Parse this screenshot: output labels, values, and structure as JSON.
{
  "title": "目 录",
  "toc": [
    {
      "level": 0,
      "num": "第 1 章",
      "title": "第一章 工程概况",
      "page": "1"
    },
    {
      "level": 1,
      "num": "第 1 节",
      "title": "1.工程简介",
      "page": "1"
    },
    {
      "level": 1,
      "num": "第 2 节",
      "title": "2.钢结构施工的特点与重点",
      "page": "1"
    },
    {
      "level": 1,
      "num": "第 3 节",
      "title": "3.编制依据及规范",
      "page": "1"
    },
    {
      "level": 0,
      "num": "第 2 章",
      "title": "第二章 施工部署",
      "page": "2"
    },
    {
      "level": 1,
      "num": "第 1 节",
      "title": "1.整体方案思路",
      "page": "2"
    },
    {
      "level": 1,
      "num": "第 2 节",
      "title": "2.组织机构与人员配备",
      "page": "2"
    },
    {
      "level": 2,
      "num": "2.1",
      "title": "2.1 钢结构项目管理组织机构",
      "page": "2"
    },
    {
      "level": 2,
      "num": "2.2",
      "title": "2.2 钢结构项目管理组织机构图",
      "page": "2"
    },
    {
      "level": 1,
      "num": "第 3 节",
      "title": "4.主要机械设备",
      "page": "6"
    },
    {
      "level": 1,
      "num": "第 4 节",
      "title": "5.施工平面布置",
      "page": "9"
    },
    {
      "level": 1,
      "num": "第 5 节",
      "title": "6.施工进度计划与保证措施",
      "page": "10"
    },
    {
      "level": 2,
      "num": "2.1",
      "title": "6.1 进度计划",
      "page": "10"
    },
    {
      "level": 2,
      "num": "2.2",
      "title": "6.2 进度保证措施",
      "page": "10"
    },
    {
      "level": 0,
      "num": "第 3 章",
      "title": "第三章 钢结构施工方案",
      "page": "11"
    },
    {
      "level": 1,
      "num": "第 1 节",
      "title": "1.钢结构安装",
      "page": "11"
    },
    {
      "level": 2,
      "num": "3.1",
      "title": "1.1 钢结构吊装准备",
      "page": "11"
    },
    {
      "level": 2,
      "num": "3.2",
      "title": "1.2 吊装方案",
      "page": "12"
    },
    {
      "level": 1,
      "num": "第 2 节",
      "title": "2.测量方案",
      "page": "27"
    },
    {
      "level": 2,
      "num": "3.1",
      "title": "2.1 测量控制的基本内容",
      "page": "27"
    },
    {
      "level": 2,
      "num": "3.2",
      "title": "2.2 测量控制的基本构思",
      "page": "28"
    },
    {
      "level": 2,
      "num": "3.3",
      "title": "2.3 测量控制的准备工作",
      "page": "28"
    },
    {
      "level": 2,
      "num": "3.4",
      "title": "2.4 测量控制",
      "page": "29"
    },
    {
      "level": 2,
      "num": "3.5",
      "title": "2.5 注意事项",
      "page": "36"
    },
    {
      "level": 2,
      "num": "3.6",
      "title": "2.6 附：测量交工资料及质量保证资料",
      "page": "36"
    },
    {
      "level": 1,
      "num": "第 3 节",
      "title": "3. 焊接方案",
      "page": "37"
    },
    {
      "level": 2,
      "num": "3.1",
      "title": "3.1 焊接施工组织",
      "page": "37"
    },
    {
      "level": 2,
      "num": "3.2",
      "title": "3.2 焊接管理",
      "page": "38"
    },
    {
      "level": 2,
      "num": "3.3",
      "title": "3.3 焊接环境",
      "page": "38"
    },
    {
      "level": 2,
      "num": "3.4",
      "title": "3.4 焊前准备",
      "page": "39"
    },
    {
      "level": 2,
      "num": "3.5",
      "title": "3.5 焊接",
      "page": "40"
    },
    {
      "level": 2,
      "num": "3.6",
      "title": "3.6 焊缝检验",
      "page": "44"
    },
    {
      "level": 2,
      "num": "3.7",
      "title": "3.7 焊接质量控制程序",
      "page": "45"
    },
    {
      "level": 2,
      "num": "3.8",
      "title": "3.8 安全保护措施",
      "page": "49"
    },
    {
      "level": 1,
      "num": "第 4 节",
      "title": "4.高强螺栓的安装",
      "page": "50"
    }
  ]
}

▸ **STATED EXERCISE**
Copy out the full set of records precisely, leaving nothing out.

▸ **ANSWER TO THIS EXERCISE**
Parse this screenshot: output labels, values, and structure as JSON.
{
  "title": "目 录",
  "toc": [
    {
      "level": 0,
      "num": "第 1 章",
      "title": "第一章 工程概况",
      "page": "1"
    },
    {
      "level": 1,
      "num": "第 1 节",
      "title": "1.工程简介",
      "page": "1"
    },
    {
      "level": 1,
      "num": "第 2 节",
      "title": "2.钢结构施工的特点与重点",
      "page": "1"
    },
    {
      "level": 1,
      "num": "第 3 节",
      "title": "3.编制依据及规范",
      "page": "1"
    },
    {
      "level": 0,
      "num": "第 2 章",
      "title": "第二章 施工部署",
      "page": "2"
    },
    {
      "level": 1,
      "num": "第 1 节",
      "title": "1.整体方案思路",
      "page": "2"
    },
    {
      "level": 1,
      "num": "第 2 节",
      "title": "2.组织机构与人员配备",
      "page": "2"
    },
    {
      "level": 2,
      "num": "2.1",
      "title": "2.1 钢结构项目管理组织机构",
      "page": "2"
    },
    {
      "level": 2,
      "num": "2.2",
      "title": "2.2 钢结构项目管理组织机构图",
      "page": "2"
    },
    {
      "level": 1,
      "num": "第 3 节",
      "title": "4.主要机械设备",
      "page": "6"
    },
    {
      "level": 1,
      "num": "第 4 节",
      "title": "5.施工平面布置",
      "page": "9"
    },
    {
      "level": 1,
      "num": "第 5 节",
      "title": "6.施工进度计划与保证措施",
      "page": "10"
    },
    {
      "level": 2,
      "num": "2.1",
      "title": "6.1 进度计划",
      "page": "10"
    },
    {
      "level": 2,
      "num": "2.2",
      "title": "6.2 进度保证措施",
      "page": "10"
    },
    {
      "level": 0,
      "num": "第 3 章",
      "title": "第三章 钢结构施工方案",
      "page": "11"
    },
    {
      "level": 1,
      "num": "第 1 节",
      "title": "1.钢结构安装",
      "page": "11"
    },
    {
      "level": 2,
      "num": "3.1",
      "title": "1.1 钢结构吊装准备",
      "page": "11"
    },
    {
      "level": 2,
      "num": "3.2",
      "title": "1.2 吊装方案",
      "page": "12"
    },
    {
      "level": 1,
      "num": "第 2 节",
      "title": "2.测量方案",
      "page": "27"
    },
    {
      "level": 2,
      "num": "3.1",
      "title": "2.1 测量控制的基本内容",
      "page": "27"
    },
    {
      "level": 2,
      "num": "3.2",
      "title": "2.2 测量控制的基本构思",
      "page": "28"
    },
    {
      "level": 2,
      "num": "3.3",
      "title": "2.3 测量控制的准备工作",
      "page": "28"
    },
    {
      "level": 2,
      "num": "3.4",
      "title": "2.4 测量控制",
      "page": "29"
    },
    {
      "level": 2,
      "num": "3.5",
      "title": "2.5 注意事项",
      "page": "36"
    },
    {
      "level": 2,
      "num": "3.6",
      "title": "2.6 附：测量交工资料及质量保证资料",
      "page": "36"
    },
    {
      "level": 1,
      "num": "第 3 节",
      "title": "3. 焊接方案",
      "page": "37"
    },
    {
      "level": 2,
      "num": "3.1",
      "title": "3.1 焊接施工组织",
      "page": "37"
    },
    {
      "level": 2,
      "num": "3.2",
      "title": "3.2 焊接管理",
      "page": "38"
    },
    {
      "level": 2,
      "num": "3.3",
      "title": "3.3 焊接环境",
      "page": "38"
    },
    {
      "level": 2,
      "num": "3.4",
      "title": "3.4 焊前准备",
      "page": "39"
    },
    {
      "level": 2,
      "num": "3.5",
      "title": "3.5 焊接",
      "page": "40"
    },
    {
      "level": 2,
      "num": "3.6",
      "title": "3.6 焊缝检验",
      "page": "44"
    },
    {
      "level": 2,
      "num": "3.7",
      "title": "3.7 焊接质量控制程序",
      "page": "45"
    },
    {
      "level": 2,
      "num": "3.8",
      "title": "3.8 安全保护措施",
      "page": "49"
    },
    {
      "level": 1,
      "num": "第 4 节",
      "title": "4.高强螺栓的安装",
      "page": "50"
    }
  ]
}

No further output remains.